━━ EXTRACTED MATERIAL ━━
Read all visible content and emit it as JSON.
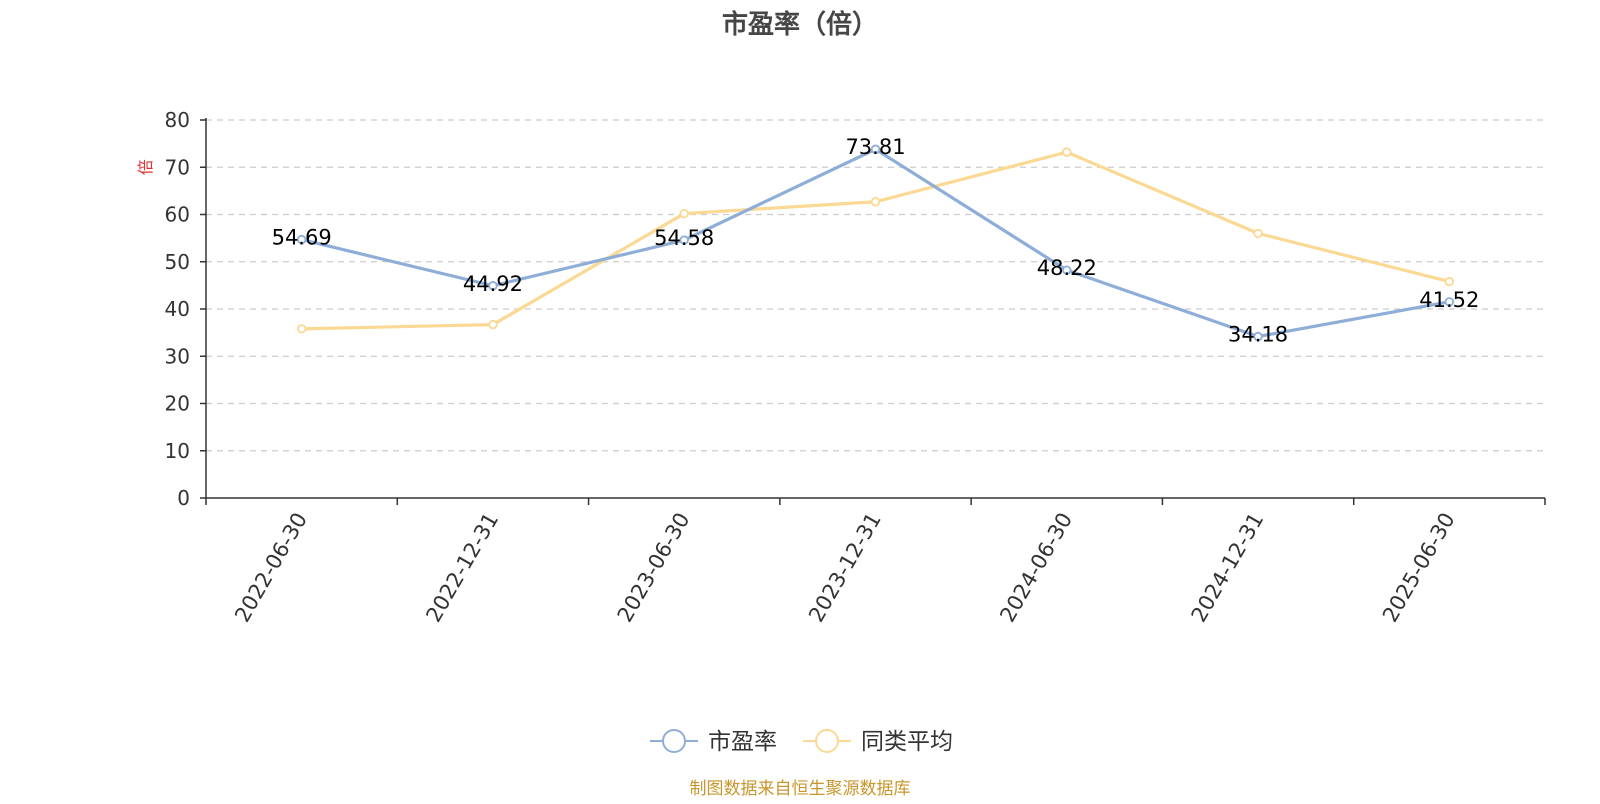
{
  "chart_data": {
    "type": "line",
    "title": "市盈率（倍）",
    "ylabel": "倍",
    "xlabel": "",
    "categories": [
      "2022-06-30",
      "2022-12-31",
      "2023-06-30",
      "2023-12-31",
      "2024-06-30",
      "2024-12-31",
      "2025-06-30"
    ],
    "ylim": [
      0,
      80
    ],
    "yticks": [
      0,
      10,
      20,
      30,
      40,
      50,
      60,
      70,
      80
    ],
    "grid": true,
    "legend_position": "bottom-center",
    "series": [
      {
        "name": "市盈率",
        "color": "#8eaed8",
        "values": [
          54.69,
          44.92,
          54.58,
          73.81,
          48.22,
          34.18,
          41.52
        ],
        "labels": [
          "54.69",
          "44.92",
          "54.58",
          "73.81",
          "48.22",
          "34.18",
          "41.52"
        ]
      },
      {
        "name": "同类平均",
        "color": "#fbd994",
        "values": [
          35.8,
          36.7,
          60.2,
          62.7,
          73.2,
          56.0,
          45.8
        ]
      }
    ]
  },
  "source_note": "制图数据来自恒生聚源数据库",
  "colors": {
    "axis": "#333333",
    "grid": "#cccccc",
    "ylabel": "#e03030",
    "source": "#c8962c",
    "title": "#464646"
  }
}
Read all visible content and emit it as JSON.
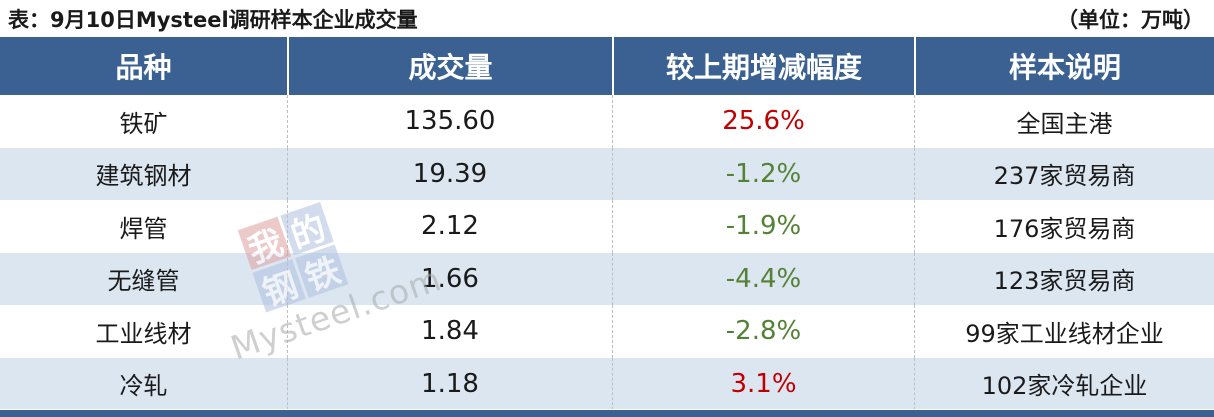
{
  "header": {
    "title": "表：9月10日Mysteel调研样本企业成交量",
    "unit": "（单位：万吨）"
  },
  "table": {
    "headers": [
      "品种",
      "成交量",
      "较上期增减幅度",
      "样本说明"
    ],
    "rows": [
      {
        "variety": "铁矿",
        "volume": "135.60",
        "change": "25.6%",
        "direction": "up",
        "sample": "全国主港"
      },
      {
        "variety": "建筑钢材",
        "volume": "19.39",
        "change": "-1.2%",
        "direction": "down",
        "sample": "237家贸易商"
      },
      {
        "variety": "焊管",
        "volume": "2.12",
        "change": "-1.9%",
        "direction": "down",
        "sample": "176家贸易商"
      },
      {
        "variety": "无缝管",
        "volume": "1.66",
        "change": "-4.4%",
        "direction": "down",
        "sample": "123家贸易商"
      },
      {
        "variety": "工业线材",
        "volume": "1.84",
        "change": "-2.8%",
        "direction": "down",
        "sample": "99家工业线材企业"
      },
      {
        "variety": "冷轧",
        "volume": "1.18",
        "change": "3.1%",
        "direction": "up",
        "sample": "102家冷轧企业"
      }
    ]
  },
  "watermark": {
    "logo_chars": [
      "我",
      "的",
      "钢",
      "铁"
    ],
    "text": "Mysteel.com"
  },
  "colors": {
    "header_bg": "#3a6191",
    "row_alt": "#dce6f1",
    "up_red": "#c00000",
    "down_green": "#548235",
    "text": "#1a1a1a"
  },
  "chart_data": {
    "type": "table",
    "title": "表：9月10日Mysteel调研样本企业成交量",
    "unit": "万吨",
    "columns": [
      "品种",
      "成交量",
      "较上期增减幅度",
      "样本说明"
    ],
    "rows": [
      [
        "铁矿",
        135.6,
        "25.6%",
        "全国主港"
      ],
      [
        "建筑钢材",
        19.39,
        "-1.2%",
        "237家贸易商"
      ],
      [
        "焊管",
        2.12,
        "-1.9%",
        "176家贸易商"
      ],
      [
        "无缝管",
        1.66,
        "-4.4%",
        "123家贸易商"
      ],
      [
        "工业线材",
        1.84,
        "-2.8%",
        "99家工业线材企业"
      ],
      [
        "冷轧",
        1.18,
        "3.1%",
        "102家冷轧企业"
      ]
    ],
    "notes": "positive changes shown in red, negative in green; header dark steel blue with white serif text; rows alternate white and light blue"
  }
}
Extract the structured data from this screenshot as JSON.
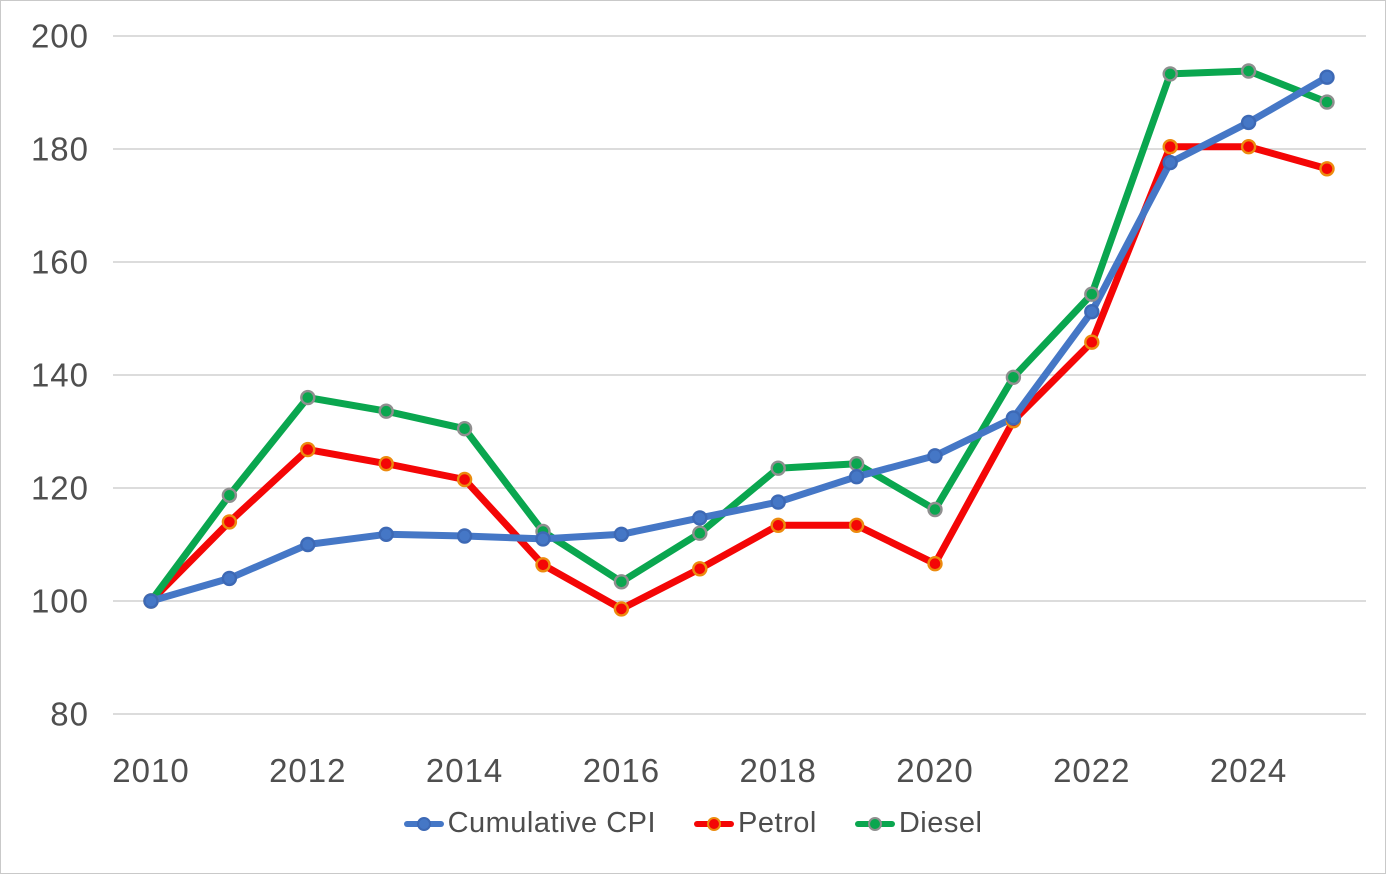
{
  "chart_data": {
    "type": "line",
    "title": "",
    "xlabel": "",
    "ylabel": "",
    "x": [
      2010,
      2011,
      2012,
      2013,
      2014,
      2015,
      2016,
      2017,
      2018,
      2019,
      2020,
      2021,
      2022,
      2023,
      2024,
      2025
    ],
    "series": [
      {
        "name": "Cumulative CPI",
        "color": "#4577c6",
        "marker_ring": "#3d69b5",
        "values": [
          100,
          104,
          110,
          111.8,
          111.5,
          111,
          111.8,
          114.7,
          117.5,
          122,
          125.7,
          132.4,
          151.2,
          177.6,
          184.7,
          192.7
        ]
      },
      {
        "name": "Petrol",
        "color": "#f40606",
        "marker_ring": "#ec8b0e",
        "values": [
          100,
          114,
          126.8,
          124.3,
          121.5,
          106.4,
          98.6,
          105.7,
          113.4,
          113.4,
          106.6,
          131.9,
          145.8,
          180.4,
          180.4,
          176.5
        ]
      },
      {
        "name": "Diesel",
        "color": "#0aa64f",
        "marker_ring": "#8f8f8f",
        "values": [
          100,
          118.7,
          136,
          133.6,
          130.5,
          112.3,
          103.4,
          112,
          123.5,
          124.3,
          116.2,
          139.6,
          154.3,
          193.3,
          193.8,
          188.3
        ]
      }
    ],
    "ylim": [
      80,
      200
    ],
    "yticks": [
      80,
      100,
      120,
      140,
      160,
      180,
      200
    ],
    "xtick_labels": [
      "2010",
      "2012",
      "2014",
      "2016",
      "2018",
      "2020",
      "2022",
      "2024"
    ],
    "grid": "horizontal",
    "gridline_color": "#dcdcdc",
    "tick_label_color": "#4f4f4f",
    "legend_position": "bottom"
  }
}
━━━
Take every line from the data above that holds "volume" and copy it out.

» **TASK OUTPUT**:
        "volume": "135.60",
        "volume": "19.39",
        "volume": "2.12",
        "volume": "1.66",
        "volume": "1.84",
        "volume": "1.18",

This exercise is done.